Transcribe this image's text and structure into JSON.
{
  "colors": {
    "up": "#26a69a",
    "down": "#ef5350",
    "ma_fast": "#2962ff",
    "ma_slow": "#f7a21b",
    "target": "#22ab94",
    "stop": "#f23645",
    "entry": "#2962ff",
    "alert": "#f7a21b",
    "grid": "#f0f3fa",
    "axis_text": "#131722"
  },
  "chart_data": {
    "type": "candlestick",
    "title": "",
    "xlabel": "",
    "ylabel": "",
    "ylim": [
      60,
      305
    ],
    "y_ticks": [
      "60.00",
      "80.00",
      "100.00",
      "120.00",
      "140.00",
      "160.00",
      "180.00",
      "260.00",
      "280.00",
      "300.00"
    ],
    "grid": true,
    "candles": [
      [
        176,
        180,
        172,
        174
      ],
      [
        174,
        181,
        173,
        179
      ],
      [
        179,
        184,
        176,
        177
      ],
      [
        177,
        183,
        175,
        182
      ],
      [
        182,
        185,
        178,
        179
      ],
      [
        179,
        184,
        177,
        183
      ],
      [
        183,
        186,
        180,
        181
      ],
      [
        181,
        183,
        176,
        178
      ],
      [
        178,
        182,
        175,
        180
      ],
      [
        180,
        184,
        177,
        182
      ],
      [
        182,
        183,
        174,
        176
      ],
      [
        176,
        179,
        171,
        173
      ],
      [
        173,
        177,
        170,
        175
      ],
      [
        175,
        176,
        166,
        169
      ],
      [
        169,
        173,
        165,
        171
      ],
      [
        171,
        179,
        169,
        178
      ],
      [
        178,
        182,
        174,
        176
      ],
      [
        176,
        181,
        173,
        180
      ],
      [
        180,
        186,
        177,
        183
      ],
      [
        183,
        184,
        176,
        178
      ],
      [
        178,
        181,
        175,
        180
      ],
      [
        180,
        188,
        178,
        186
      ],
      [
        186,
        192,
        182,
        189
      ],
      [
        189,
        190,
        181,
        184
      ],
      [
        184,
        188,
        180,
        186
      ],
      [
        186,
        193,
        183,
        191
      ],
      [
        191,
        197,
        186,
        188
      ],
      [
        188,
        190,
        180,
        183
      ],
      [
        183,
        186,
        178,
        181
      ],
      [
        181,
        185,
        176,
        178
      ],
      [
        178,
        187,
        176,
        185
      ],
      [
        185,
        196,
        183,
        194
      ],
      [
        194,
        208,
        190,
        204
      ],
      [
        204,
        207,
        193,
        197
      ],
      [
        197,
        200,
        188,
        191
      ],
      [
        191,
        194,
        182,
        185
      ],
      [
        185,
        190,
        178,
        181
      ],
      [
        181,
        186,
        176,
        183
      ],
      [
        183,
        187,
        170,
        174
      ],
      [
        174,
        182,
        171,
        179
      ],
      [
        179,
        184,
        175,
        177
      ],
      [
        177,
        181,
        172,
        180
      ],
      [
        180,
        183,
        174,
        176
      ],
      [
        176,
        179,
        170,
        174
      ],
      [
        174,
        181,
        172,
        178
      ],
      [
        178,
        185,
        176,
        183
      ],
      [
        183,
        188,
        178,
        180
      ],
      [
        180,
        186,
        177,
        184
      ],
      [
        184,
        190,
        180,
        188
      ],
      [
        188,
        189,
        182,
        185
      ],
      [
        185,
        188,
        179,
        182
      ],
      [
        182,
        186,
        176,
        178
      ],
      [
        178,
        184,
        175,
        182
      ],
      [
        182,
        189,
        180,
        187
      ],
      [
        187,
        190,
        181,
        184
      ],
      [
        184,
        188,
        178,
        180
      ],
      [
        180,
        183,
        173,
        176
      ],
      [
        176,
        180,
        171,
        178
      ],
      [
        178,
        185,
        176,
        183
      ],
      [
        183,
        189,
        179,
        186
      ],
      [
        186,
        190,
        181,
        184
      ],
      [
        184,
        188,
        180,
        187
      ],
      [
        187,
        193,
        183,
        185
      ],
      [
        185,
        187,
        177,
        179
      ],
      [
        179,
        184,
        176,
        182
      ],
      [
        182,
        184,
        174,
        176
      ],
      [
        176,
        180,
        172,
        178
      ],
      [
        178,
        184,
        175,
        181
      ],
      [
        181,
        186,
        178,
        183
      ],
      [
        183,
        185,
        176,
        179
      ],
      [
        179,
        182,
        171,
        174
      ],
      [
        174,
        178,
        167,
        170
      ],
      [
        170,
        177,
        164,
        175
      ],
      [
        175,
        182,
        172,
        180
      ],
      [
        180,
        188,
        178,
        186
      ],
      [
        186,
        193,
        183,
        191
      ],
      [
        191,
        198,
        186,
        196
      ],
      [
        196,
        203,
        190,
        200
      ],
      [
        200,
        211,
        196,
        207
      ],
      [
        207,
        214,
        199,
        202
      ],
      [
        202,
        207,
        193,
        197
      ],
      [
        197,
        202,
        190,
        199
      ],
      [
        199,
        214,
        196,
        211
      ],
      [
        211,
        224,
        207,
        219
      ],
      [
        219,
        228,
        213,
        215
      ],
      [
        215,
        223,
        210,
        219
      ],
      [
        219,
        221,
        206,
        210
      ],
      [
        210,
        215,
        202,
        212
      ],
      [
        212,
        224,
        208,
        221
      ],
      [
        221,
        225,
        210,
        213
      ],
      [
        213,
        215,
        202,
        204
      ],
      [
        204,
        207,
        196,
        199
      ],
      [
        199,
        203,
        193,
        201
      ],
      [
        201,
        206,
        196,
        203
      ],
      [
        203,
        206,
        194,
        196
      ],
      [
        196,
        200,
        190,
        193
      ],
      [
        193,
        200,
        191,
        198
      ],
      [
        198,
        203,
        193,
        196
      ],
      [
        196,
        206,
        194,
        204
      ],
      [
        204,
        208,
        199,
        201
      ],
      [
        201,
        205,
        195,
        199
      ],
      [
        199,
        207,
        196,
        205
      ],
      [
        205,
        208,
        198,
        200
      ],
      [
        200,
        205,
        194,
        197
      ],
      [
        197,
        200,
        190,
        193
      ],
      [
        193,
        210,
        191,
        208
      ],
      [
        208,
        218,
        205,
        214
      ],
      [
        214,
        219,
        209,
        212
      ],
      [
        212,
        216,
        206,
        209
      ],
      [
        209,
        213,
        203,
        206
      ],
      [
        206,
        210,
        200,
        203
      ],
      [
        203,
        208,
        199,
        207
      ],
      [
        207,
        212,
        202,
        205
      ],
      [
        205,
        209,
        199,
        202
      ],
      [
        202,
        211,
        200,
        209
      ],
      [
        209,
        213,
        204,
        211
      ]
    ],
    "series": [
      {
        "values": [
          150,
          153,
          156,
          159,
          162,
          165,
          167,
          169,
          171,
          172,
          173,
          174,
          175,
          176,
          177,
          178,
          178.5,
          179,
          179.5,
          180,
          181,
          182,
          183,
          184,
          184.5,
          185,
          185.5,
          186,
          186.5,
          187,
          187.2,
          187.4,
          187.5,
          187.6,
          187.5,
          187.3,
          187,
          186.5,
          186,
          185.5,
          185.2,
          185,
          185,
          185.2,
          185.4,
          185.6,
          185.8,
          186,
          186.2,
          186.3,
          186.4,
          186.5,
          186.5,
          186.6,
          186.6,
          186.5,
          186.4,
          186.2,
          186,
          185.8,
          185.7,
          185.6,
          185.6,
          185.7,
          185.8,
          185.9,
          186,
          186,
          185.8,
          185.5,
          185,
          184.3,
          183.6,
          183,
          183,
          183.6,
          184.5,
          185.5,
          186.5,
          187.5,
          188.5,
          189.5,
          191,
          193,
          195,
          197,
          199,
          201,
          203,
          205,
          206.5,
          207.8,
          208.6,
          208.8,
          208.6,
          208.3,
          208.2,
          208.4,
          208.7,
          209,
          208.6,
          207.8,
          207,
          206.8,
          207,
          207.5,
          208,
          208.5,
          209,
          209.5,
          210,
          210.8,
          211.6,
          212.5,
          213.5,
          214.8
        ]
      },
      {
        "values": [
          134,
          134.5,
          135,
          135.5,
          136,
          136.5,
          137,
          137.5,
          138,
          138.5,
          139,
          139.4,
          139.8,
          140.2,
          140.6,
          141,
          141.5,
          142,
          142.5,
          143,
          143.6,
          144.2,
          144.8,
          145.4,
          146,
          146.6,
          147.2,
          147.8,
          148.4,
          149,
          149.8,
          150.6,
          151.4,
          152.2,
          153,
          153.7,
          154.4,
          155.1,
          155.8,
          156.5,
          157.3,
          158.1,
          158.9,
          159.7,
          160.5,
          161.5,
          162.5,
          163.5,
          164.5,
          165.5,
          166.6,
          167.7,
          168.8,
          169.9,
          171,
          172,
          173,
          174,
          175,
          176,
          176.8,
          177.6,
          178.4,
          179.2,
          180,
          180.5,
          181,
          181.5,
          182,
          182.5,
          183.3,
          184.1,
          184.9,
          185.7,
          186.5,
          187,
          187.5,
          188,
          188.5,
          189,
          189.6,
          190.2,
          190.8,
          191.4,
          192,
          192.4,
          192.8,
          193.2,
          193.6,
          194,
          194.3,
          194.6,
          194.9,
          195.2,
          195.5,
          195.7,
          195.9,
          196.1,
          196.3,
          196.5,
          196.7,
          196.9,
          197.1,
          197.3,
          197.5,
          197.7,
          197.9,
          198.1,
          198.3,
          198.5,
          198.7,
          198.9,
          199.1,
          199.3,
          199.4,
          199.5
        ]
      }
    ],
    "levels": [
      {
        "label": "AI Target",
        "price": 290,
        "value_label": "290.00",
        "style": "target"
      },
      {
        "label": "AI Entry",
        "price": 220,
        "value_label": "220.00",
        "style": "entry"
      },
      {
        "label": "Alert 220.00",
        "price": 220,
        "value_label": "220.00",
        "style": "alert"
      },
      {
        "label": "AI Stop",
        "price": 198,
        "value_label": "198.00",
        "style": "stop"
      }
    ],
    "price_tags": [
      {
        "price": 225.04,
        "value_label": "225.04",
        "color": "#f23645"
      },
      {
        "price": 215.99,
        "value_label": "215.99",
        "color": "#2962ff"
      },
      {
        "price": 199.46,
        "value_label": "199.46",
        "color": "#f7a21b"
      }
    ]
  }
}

================

» TASK DETAILS
In the entries above, find the lines containing the word "style" and say how many there are, with no other words.

» ANSWER IN FULL
4